**Objective**
Turn the lines of each item below into a numbered list, leaving out any blank lines.

**Input records**

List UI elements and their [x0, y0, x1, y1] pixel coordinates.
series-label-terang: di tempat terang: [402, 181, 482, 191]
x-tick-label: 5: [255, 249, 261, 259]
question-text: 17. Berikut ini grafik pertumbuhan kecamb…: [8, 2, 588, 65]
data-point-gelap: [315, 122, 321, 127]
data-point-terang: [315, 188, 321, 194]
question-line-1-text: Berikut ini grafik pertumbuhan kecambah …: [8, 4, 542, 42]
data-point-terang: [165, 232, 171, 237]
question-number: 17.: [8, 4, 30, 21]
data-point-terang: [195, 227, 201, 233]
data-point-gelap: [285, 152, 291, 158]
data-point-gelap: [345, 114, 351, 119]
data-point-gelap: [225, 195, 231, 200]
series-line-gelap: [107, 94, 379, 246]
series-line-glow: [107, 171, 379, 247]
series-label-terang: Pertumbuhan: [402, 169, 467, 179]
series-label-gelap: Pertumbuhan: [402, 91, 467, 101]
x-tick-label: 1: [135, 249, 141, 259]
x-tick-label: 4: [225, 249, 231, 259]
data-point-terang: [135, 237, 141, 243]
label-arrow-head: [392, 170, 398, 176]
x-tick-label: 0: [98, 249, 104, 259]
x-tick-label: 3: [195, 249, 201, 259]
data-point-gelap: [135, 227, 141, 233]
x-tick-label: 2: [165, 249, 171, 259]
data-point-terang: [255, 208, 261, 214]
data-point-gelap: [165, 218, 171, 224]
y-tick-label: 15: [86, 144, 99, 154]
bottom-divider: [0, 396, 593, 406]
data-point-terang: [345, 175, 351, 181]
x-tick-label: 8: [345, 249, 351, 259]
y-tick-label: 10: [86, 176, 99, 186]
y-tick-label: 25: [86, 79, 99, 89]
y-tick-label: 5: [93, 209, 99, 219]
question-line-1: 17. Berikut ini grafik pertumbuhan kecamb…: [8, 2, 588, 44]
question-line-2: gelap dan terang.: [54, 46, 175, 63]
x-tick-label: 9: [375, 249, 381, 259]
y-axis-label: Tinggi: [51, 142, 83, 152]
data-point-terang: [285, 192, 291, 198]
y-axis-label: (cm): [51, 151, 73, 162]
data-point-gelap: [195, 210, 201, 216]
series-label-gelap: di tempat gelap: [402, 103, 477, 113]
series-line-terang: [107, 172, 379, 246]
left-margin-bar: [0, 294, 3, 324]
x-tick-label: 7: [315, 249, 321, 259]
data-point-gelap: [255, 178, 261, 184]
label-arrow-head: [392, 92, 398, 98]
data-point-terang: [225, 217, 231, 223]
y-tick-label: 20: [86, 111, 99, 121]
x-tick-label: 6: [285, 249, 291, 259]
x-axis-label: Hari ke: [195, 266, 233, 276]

**Result**
1. List UI elements and their [x0, y0, x1, y1] pixel coordinates.
2. series-label-terang: di tempat terang: [402, 181, 482, 191]
3. x-tick-label: 5: [255, 249, 261, 259]
4. question-text: 17. Berikut ini grafik pertumbuhan kecamb…: [8, 2, 588, 65]
5. data-point-gelap: [315, 122, 321, 127]
6. data-point-terang: [315, 188, 321, 194]
7. question-line-1-text: Berikut ini grafik pertumbuhan kecambah …: [8, 4, 542, 42]
8. data-point-terang: [165, 232, 171, 237]
9. question-number: 17.: [8, 4, 30, 21]
10. data-point-terang: [195, 227, 201, 233]
11. data-point-gelap: [285, 152, 291, 158]
12. data-point-gelap: [345, 114, 351, 119]
13. data-point-gelap: [225, 195, 231, 200]
14. series-line-gelap: [107, 94, 379, 246]
15. series-line-glow: [107, 171, 379, 247]
16. series-label-terang: Pertumbuhan: [402, 169, 467, 179]
17. series-label-gelap: Pertumbuhan: [402, 91, 467, 101]
18. x-tick-label: 1: [135, 249, 141, 259]
19. x-tick-label: 4: [225, 249, 231, 259]
20. data-point-terang: [135, 237, 141, 243]
21. label-arrow-head: [392, 170, 398, 176]
22. x-tick-label: 0: [98, 249, 104, 259]
23. x-tick-label: 3: [195, 249, 201, 259]
24. data-point-gelap: [135, 227, 141, 233]
25. x-tick-label: 2: [165, 249, 171, 259]
26. data-point-terang: [255, 208, 261, 214]
27. data-point-gelap: [165, 218, 171, 224]
28. y-tick-label: 15: [86, 144, 99, 154]
29. bottom-divider: [0, 396, 593, 406]
30. data-point-terang: [345, 175, 351, 181]
31. x-tick-label: 8: [345, 249, 351, 259]
32. y-tick-label: 10: [86, 176, 99, 186]
33. y-tick-label: 25: [86, 79, 99, 89]
34. y-tick-label: 5: [93, 209, 99, 219]
35. question-line-1: 17. Berikut ini grafik pertumbuhan kecamb…: [8, 2, 588, 44]
36. question-line-2: gelap dan terang.: [54, 46, 175, 63]
37. x-tick-label: 9: [375, 249, 381, 259]
38. y-axis-label: Tinggi: [51, 142, 83, 152]
39. data-point-terang: [285, 192, 291, 198]
40. y-axis-label: (cm): [51, 151, 73, 162]
41. data-point-gelap: [195, 210, 201, 216]
42. series-label-gelap: di tempat gelap: [402, 103, 477, 113]
43. series-line-terang: [107, 172, 379, 246]
44. left-margin-bar: [0, 294, 3, 324]
45. x-tick-label: 7: [315, 249, 321, 259]
46. data-point-gelap: [255, 178, 261, 184]
47. label-arrow-head: [392, 92, 398, 98]
48. data-point-terang: [225, 217, 231, 223]
49. y-tick-label: 20: [86, 111, 99, 121]
50. x-tick-label: 6: [285, 249, 291, 259]
51. x-axis-label: Hari ke: [195, 266, 233, 276]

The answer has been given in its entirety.